# STATED GOAL
From the entries below, list each line with "name".

* start RECORDED DATA *

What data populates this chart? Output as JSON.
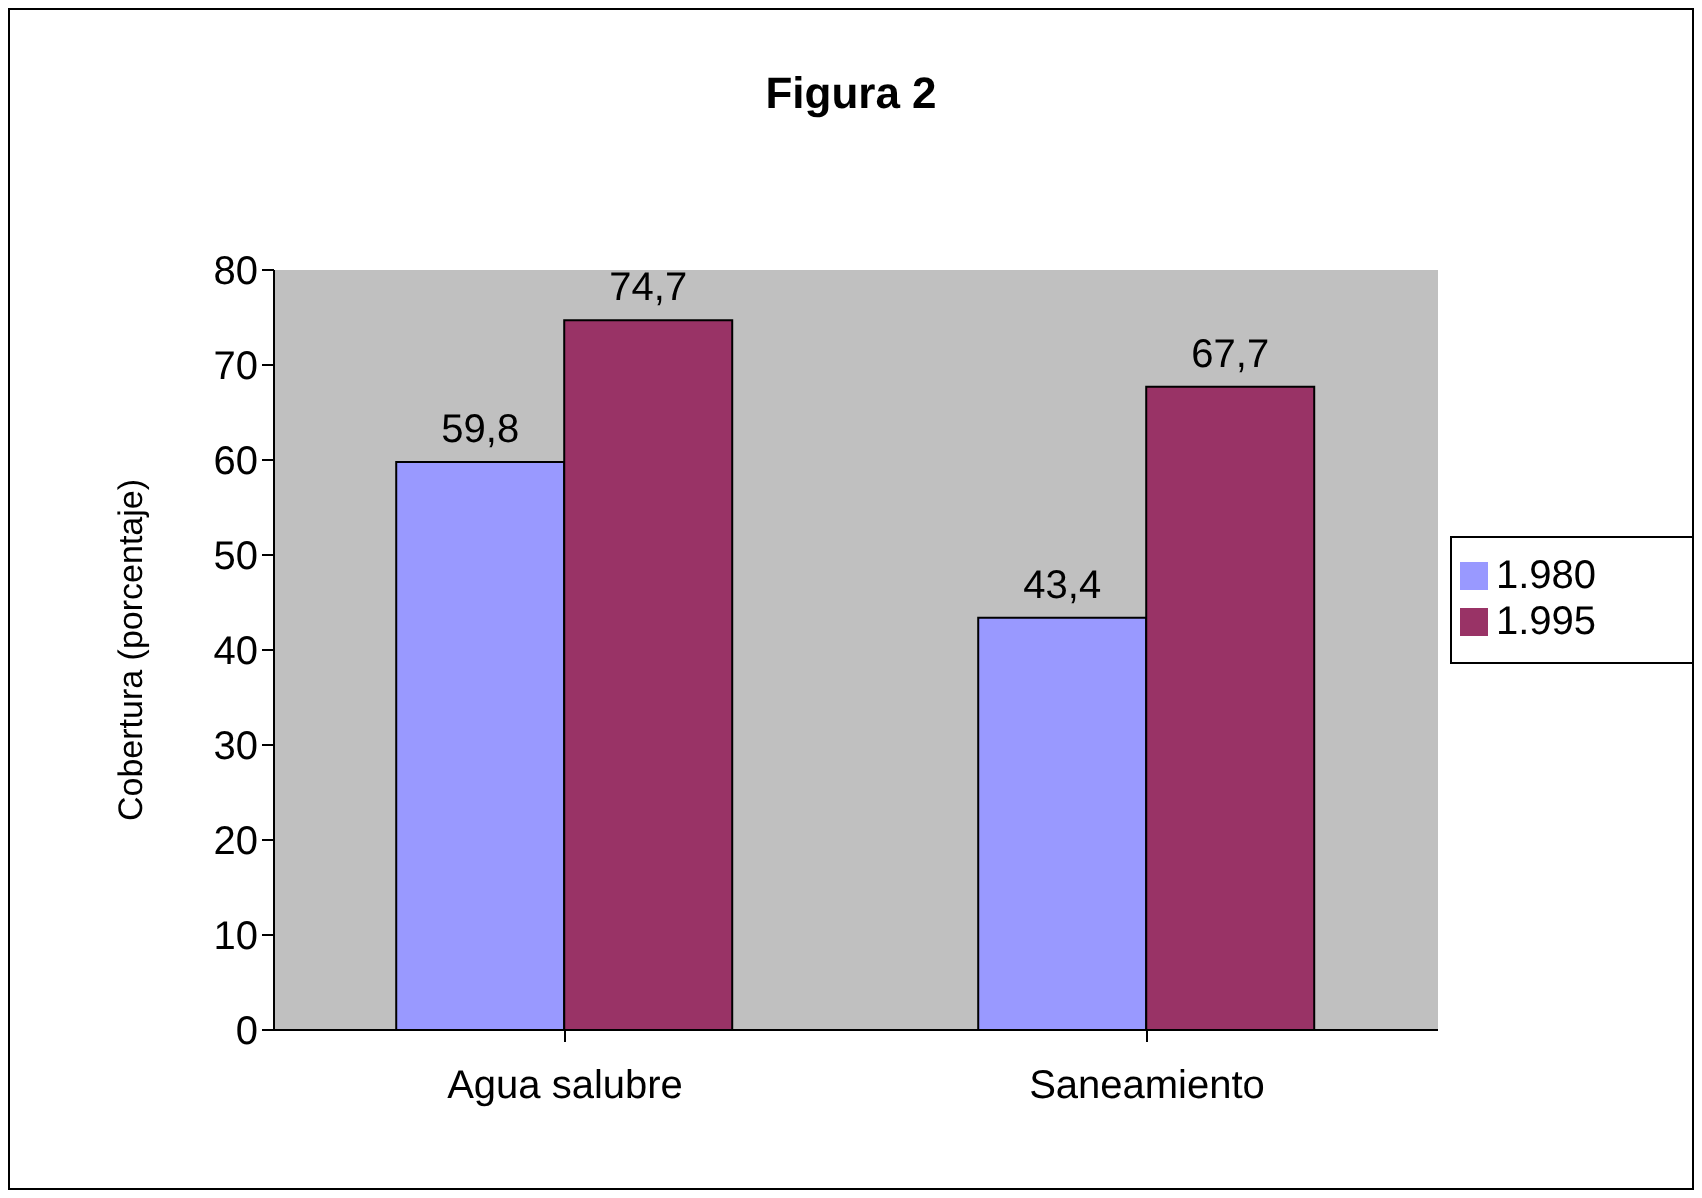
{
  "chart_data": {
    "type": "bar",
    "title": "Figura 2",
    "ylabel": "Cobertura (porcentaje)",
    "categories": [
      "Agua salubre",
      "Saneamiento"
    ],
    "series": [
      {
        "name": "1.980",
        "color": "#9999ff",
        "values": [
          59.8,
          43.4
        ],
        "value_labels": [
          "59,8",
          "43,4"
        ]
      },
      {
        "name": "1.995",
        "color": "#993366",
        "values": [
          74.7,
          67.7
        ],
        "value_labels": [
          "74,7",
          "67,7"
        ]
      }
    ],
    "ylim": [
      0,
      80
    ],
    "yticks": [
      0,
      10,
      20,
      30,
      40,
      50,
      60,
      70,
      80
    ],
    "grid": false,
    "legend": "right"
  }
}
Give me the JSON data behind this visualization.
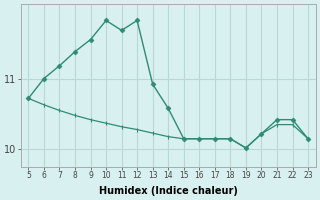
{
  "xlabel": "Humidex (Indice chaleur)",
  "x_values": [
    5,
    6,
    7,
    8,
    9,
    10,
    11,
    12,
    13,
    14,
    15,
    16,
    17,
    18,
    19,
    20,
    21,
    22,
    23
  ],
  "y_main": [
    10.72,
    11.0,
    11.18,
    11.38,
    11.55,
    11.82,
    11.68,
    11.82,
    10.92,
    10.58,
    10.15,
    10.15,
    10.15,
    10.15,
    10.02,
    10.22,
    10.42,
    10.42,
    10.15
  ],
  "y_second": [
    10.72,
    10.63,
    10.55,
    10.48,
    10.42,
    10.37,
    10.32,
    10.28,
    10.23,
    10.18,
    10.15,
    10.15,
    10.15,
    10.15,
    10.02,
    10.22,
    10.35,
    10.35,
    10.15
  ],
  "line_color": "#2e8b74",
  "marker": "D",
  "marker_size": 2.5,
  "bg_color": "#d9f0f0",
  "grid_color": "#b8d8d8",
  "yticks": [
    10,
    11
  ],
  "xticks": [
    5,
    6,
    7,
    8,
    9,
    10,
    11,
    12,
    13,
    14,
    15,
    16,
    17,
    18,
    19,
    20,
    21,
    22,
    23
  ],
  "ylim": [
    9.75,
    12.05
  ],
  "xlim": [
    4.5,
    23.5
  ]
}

* end RECORDED DATA *
* start RECORDED DATA *

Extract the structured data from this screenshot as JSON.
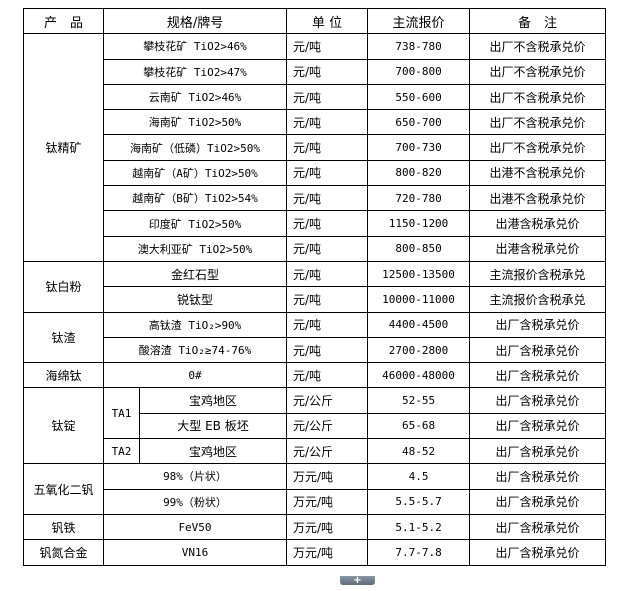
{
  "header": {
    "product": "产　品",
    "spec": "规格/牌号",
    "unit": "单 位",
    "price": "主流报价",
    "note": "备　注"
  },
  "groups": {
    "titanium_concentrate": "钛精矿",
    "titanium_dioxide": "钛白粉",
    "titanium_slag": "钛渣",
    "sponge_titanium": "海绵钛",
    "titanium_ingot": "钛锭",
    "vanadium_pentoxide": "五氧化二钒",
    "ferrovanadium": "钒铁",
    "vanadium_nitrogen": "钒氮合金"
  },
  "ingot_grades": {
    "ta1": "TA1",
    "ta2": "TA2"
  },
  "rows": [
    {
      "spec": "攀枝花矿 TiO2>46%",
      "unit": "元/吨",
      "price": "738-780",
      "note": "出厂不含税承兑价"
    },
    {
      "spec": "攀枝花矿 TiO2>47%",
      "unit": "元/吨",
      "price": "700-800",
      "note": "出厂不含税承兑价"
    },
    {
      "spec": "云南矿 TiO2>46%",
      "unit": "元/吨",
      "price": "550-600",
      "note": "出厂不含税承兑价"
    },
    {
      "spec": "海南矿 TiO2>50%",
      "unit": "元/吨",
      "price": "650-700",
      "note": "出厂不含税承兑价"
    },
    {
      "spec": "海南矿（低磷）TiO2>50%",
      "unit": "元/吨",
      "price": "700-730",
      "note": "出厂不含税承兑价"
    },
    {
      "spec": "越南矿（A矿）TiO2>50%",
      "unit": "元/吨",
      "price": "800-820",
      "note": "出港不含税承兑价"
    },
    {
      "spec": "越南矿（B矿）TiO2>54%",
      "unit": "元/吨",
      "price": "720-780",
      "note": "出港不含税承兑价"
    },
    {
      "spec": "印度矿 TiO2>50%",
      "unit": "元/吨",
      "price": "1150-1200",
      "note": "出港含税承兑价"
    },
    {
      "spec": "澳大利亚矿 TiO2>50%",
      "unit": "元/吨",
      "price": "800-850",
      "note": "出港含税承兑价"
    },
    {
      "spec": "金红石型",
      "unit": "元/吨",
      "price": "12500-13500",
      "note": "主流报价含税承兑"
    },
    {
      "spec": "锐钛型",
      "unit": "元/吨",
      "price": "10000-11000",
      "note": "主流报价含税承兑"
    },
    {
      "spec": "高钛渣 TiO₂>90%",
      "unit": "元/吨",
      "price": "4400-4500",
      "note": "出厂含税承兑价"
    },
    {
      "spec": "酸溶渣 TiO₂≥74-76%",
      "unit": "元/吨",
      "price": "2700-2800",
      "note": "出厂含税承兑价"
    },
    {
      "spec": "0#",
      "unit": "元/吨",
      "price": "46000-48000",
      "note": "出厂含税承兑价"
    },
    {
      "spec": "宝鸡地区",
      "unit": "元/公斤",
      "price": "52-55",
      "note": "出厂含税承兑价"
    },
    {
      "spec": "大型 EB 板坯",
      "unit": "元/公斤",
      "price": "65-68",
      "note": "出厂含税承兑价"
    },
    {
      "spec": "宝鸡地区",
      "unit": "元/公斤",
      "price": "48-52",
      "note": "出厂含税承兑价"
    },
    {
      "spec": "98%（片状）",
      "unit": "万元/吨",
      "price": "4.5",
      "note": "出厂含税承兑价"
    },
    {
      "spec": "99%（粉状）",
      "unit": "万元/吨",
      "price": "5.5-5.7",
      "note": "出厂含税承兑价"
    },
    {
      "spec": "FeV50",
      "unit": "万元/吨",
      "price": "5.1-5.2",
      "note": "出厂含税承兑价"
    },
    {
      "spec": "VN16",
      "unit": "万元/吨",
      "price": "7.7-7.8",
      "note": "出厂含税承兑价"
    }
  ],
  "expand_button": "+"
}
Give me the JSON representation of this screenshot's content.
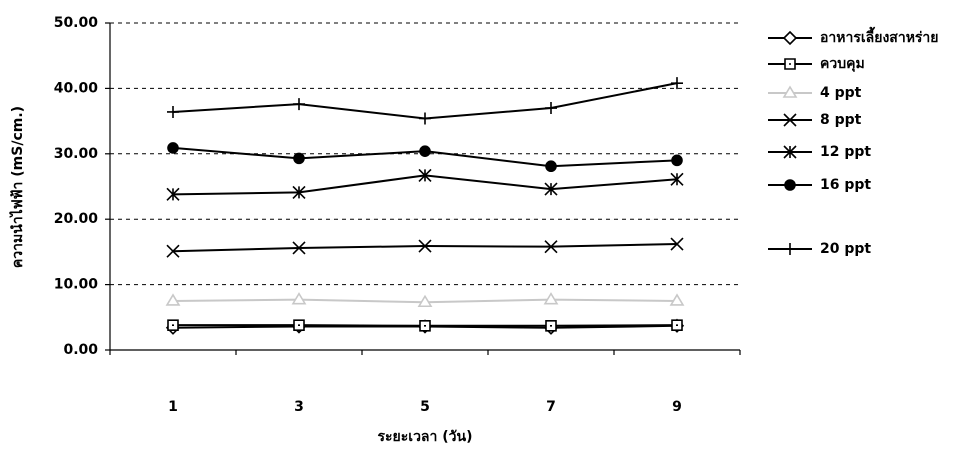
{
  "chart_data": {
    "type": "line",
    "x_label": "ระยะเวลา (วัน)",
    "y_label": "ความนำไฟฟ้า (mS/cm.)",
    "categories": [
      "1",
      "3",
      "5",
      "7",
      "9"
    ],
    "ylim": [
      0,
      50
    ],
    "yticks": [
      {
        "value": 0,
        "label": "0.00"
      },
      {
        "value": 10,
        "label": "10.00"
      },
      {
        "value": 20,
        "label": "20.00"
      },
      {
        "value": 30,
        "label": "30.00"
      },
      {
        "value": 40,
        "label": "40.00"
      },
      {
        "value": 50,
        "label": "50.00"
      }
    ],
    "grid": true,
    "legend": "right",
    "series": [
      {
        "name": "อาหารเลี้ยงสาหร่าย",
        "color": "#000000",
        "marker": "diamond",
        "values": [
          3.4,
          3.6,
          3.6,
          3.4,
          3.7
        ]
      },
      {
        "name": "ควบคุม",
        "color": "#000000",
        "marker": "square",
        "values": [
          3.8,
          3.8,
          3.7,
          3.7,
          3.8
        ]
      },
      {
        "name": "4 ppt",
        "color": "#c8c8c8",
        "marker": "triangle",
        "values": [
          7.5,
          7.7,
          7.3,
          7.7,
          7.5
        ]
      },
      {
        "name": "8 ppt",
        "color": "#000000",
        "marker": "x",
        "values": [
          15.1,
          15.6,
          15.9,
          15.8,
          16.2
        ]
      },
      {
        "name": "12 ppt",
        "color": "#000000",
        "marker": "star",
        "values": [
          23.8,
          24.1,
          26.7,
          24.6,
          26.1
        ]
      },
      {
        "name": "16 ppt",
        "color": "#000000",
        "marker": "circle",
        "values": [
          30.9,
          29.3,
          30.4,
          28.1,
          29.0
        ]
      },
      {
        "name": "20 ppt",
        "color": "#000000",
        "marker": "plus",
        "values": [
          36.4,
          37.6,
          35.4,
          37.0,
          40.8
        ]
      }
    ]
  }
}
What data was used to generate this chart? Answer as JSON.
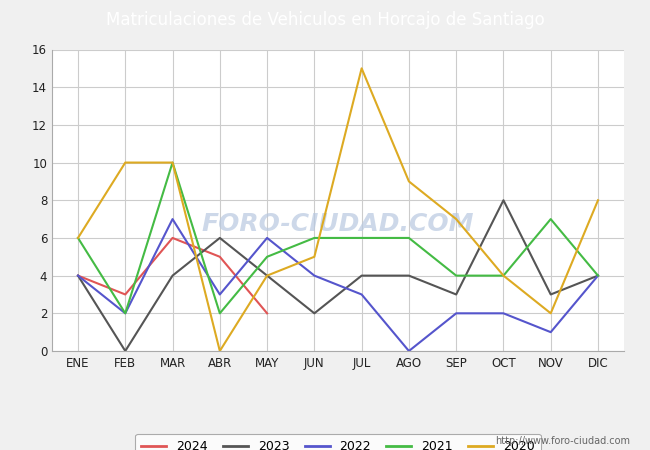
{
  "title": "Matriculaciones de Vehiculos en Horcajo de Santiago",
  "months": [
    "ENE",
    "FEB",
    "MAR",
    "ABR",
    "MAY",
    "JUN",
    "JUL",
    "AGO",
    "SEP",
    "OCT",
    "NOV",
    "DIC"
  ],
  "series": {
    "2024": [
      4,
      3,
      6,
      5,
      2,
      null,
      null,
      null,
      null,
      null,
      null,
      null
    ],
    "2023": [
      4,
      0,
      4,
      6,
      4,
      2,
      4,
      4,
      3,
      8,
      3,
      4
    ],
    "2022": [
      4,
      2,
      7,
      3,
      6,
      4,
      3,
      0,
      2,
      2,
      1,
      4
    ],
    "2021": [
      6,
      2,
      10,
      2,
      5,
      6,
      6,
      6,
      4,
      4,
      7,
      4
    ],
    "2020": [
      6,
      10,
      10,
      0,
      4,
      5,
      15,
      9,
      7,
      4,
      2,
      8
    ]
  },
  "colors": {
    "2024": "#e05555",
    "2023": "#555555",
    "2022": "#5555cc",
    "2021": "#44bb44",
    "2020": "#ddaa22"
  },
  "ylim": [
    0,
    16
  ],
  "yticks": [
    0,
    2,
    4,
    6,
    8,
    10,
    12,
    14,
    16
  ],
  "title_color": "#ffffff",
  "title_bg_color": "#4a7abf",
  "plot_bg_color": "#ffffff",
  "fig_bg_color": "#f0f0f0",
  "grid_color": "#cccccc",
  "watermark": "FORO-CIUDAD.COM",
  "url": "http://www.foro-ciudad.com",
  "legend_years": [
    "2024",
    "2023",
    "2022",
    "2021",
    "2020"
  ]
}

* end RECORDED DATA *

# RESPONSE FOR THIS EXERCISE
        "name": "1.980",
        "name": "1.995",
        "name": "อาหารเลี้ยงสาหร่าย",
        "name": "ควบคุม",
        "name": "4 ppt",
        "name": "8 ppt",
        "name": "12 ppt",
        "name": "16 ppt",
        "name": "20 ppt",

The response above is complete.